EXERCISE DESCRIPTION: Write the data below out exactly as it stands. Do not include the pictures.

[Data entries]
□ □ □ □

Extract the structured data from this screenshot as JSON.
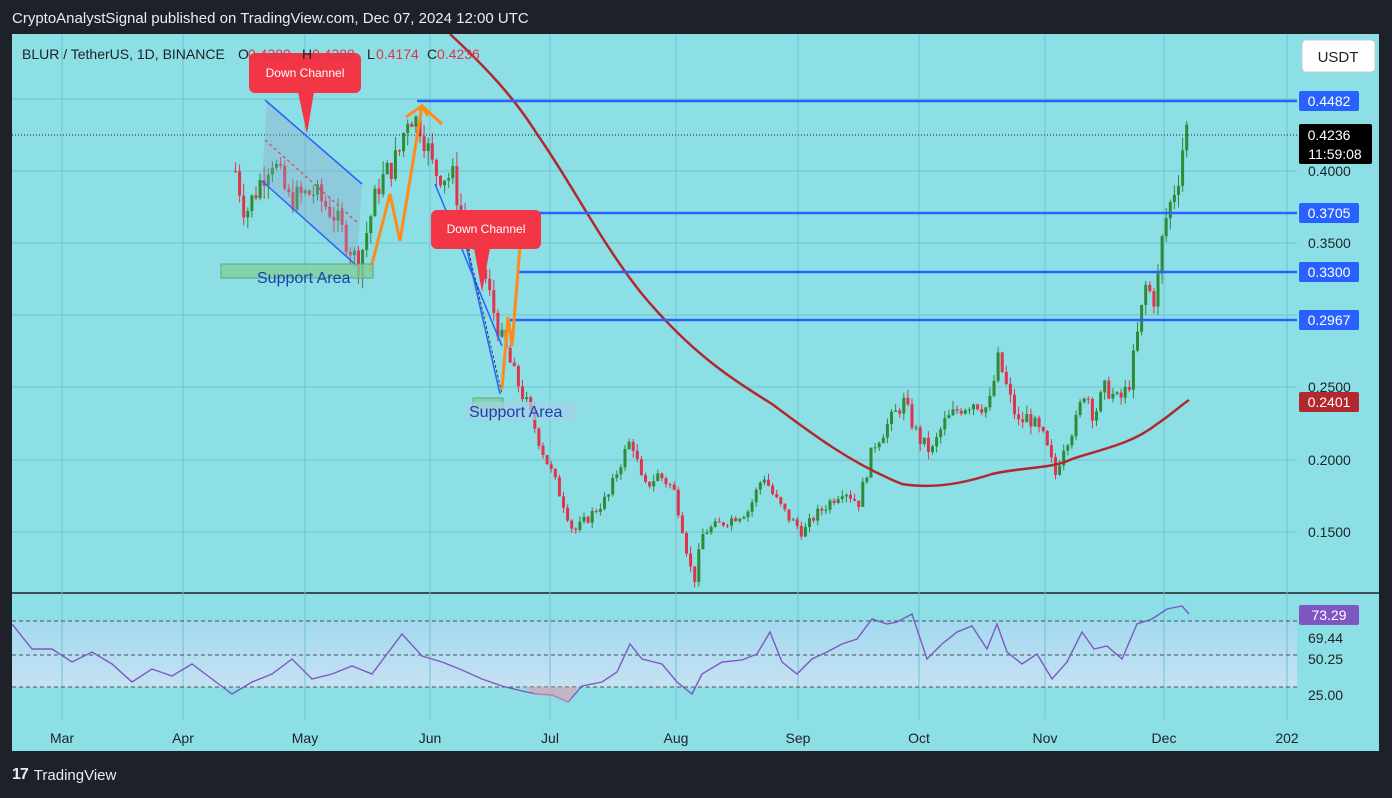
{
  "header": {
    "publisher_line": "CryptoAnalystSignal published on TradingView.com, Dec 07, 2024 12:00 UTC"
  },
  "footer": {
    "brand": "TradingView",
    "brand_logo_icon": "tradingview-logo-icon"
  },
  "symbol_bar": {
    "symbol": "BLUR / TetherUS, 1D, BINANCE",
    "open_label": "O",
    "open": "0.4380",
    "high_label": "H",
    "high": "0.4388",
    "low_label": "L",
    "low": "0.4174",
    "close_label": "C",
    "close": "0.4236"
  },
  "currency_button": "USDT",
  "colors": {
    "up": "#2f8b36",
    "down": "#e0334c",
    "level_line": "#2961ff",
    "ma": "#b2282f",
    "rsi": "#7e57c2",
    "orange": "#ff8c1a",
    "annotation": "#f23645",
    "support_box": "#7fcf9e"
  },
  "price_labels": {
    "last_price": "0.4236",
    "countdown": "11:59:08",
    "level_4482": "0.4482",
    "level_3705": "0.3705",
    "level_3300": "0.3300",
    "level_2967": "0.2967",
    "ma_value": "0.2401"
  },
  "annotations": {
    "down_channel_1": "Down Channel",
    "down_channel_2": "Down Channel",
    "support_area_1": "Support Area",
    "support_area_2": "Support Area"
  },
  "rsi_labels": {
    "value": "73.29",
    "upper": "69.44",
    "mid": "50.25",
    "lower": "25.00"
  },
  "chart_data": {
    "type": "candlestick",
    "title": "BLUR / TetherUS, 1D, BINANCE",
    "x_ticks": [
      "Mar",
      "Apr",
      "May",
      "Jun",
      "Jul",
      "Aug",
      "Sep",
      "Oct",
      "Nov",
      "Dec",
      "202"
    ],
    "y_ticks": [
      "0.4000",
      "0.3500",
      "0.2500",
      "0.2000",
      "0.1500"
    ],
    "ylim": [
      0.115,
      0.46
    ],
    "horizontal_levels": [
      0.4482,
      0.3705,
      0.33,
      0.2967
    ],
    "last_price": 0.4236,
    "moving_average_last": 0.2401,
    "ohlc_approx": [
      {
        "date": "2024-04-13",
        "close": 0.4
      },
      {
        "date": "2024-04-20",
        "close": 0.41
      },
      {
        "date": "2024-04-27",
        "close": 0.4
      },
      {
        "date": "2024-05-04",
        "close": 0.38
      },
      {
        "date": "2024-05-11",
        "close": 0.36
      },
      {
        "date": "2024-05-18",
        "close": 0.35
      },
      {
        "date": "2024-05-25",
        "close": 0.43
      },
      {
        "date": "2024-06-01",
        "close": 0.42
      },
      {
        "date": "2024-06-08",
        "close": 0.4
      },
      {
        "date": "2024-06-15",
        "close": 0.33
      },
      {
        "date": "2024-06-22",
        "close": 0.25
      },
      {
        "date": "2024-06-29",
        "close": 0.21
      },
      {
        "date": "2024-07-06",
        "close": 0.15
      },
      {
        "date": "2024-07-13",
        "close": 0.17
      },
      {
        "date": "2024-07-20",
        "close": 0.21
      },
      {
        "date": "2024-07-27",
        "close": 0.19
      },
      {
        "date": "2024-08-05",
        "close": 0.13
      },
      {
        "date": "2024-08-17",
        "close": 0.16
      },
      {
        "date": "2024-08-31",
        "close": 0.18
      },
      {
        "date": "2024-09-14",
        "close": 0.17
      },
      {
        "date": "2024-09-28",
        "close": 0.24
      },
      {
        "date": "2024-10-12",
        "close": 0.23
      },
      {
        "date": "2024-10-26",
        "close": 0.24
      },
      {
        "date": "2024-11-05",
        "close": 0.19
      },
      {
        "date": "2024-11-16",
        "close": 0.26
      },
      {
        "date": "2024-11-26",
        "close": 0.33
      },
      {
        "date": "2024-12-07",
        "close": 0.4236
      }
    ],
    "rsi": {
      "last": 73.29,
      "upper_band": 69.44,
      "middle": 50.25,
      "lower_band": 25.0
    }
  }
}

□ □ □ □

FULL ANSWER:
Extract the structured data from this screenshot as JSON.
{
  "header": {
    "publisher_line": "CryptoAnalystSignal published on TradingView.com, Dec 07, 2024 12:00 UTC"
  },
  "footer": {
    "brand": "TradingView",
    "brand_logo_icon": "tradingview-logo-icon"
  },
  "symbol_bar": {
    "symbol": "BLUR / TetherUS, 1D, BINANCE",
    "open_label": "O",
    "open": "0.4380",
    "high_label": "H",
    "high": "0.4388",
    "low_label": "L",
    "low": "0.4174",
    "close_label": "C",
    "close": "0.4236"
  },
  "currency_button": "USDT",
  "colors": {
    "up": "#2f8b36",
    "down": "#e0334c",
    "level_line": "#2961ff",
    "ma": "#b2282f",
    "rsi": "#7e57c2",
    "orange": "#ff8c1a",
    "annotation": "#f23645",
    "support_box": "#7fcf9e"
  },
  "price_labels": {
    "last_price": "0.4236",
    "countdown": "11:59:08",
    "level_4482": "0.4482",
    "level_3705": "0.3705",
    "level_3300": "0.3300",
    "level_2967": "0.2967",
    "ma_value": "0.2401"
  },
  "annotations": {
    "down_channel_1": "Down Channel",
    "down_channel_2": "Down Channel",
    "support_area_1": "Support Area",
    "support_area_2": "Support Area"
  },
  "rsi_labels": {
    "value": "73.29",
    "upper": "69.44",
    "mid": "50.25",
    "lower": "25.00"
  },
  "chart_data": {
    "type": "candlestick",
    "title": "BLUR / TetherUS, 1D, BINANCE",
    "x_ticks": [
      "Mar",
      "Apr",
      "May",
      "Jun",
      "Jul",
      "Aug",
      "Sep",
      "Oct",
      "Nov",
      "Dec",
      "202"
    ],
    "y_ticks": [
      "0.4000",
      "0.3500",
      "0.2500",
      "0.2000",
      "0.1500"
    ],
    "ylim": [
      0.115,
      0.46
    ],
    "horizontal_levels": [
      0.4482,
      0.3705,
      0.33,
      0.2967
    ],
    "last_price": 0.4236,
    "moving_average_last": 0.2401,
    "ohlc_approx": [
      {
        "date": "2024-04-13",
        "close": 0.4
      },
      {
        "date": "2024-04-20",
        "close": 0.41
      },
      {
        "date": "2024-04-27",
        "close": 0.4
      },
      {
        "date": "2024-05-04",
        "close": 0.38
      },
      {
        "date": "2024-05-11",
        "close": 0.36
      },
      {
        "date": "2024-05-18",
        "close": 0.35
      },
      {
        "date": "2024-05-25",
        "close": 0.43
      },
      {
        "date": "2024-06-01",
        "close": 0.42
      },
      {
        "date": "2024-06-08",
        "close": 0.4
      },
      {
        "date": "2024-06-15",
        "close": 0.33
      },
      {
        "date": "2024-06-22",
        "close": 0.25
      },
      {
        "date": "2024-06-29",
        "close": 0.21
      },
      {
        "date": "2024-07-06",
        "close": 0.15
      },
      {
        "date": "2024-07-13",
        "close": 0.17
      },
      {
        "date": "2024-07-20",
        "close": 0.21
      },
      {
        "date": "2024-07-27",
        "close": 0.19
      },
      {
        "date": "2024-08-05",
        "close": 0.13
      },
      {
        "date": "2024-08-17",
        "close": 0.16
      },
      {
        "date": "2024-08-31",
        "close": 0.18
      },
      {
        "date": "2024-09-14",
        "close": 0.17
      },
      {
        "date": "2024-09-28",
        "close": 0.24
      },
      {
        "date": "2024-10-12",
        "close": 0.23
      },
      {
        "date": "2024-10-26",
        "close": 0.24
      },
      {
        "date": "2024-11-05",
        "close": 0.19
      },
      {
        "date": "2024-11-16",
        "close": 0.26
      },
      {
        "date": "2024-11-26",
        "close": 0.33
      },
      {
        "date": "2024-12-07",
        "close": 0.4236
      }
    ],
    "rsi": {
      "last": 73.29,
      "upper_band": 69.44,
      "middle": 50.25,
      "lower_band": 25.0
    }
  }
}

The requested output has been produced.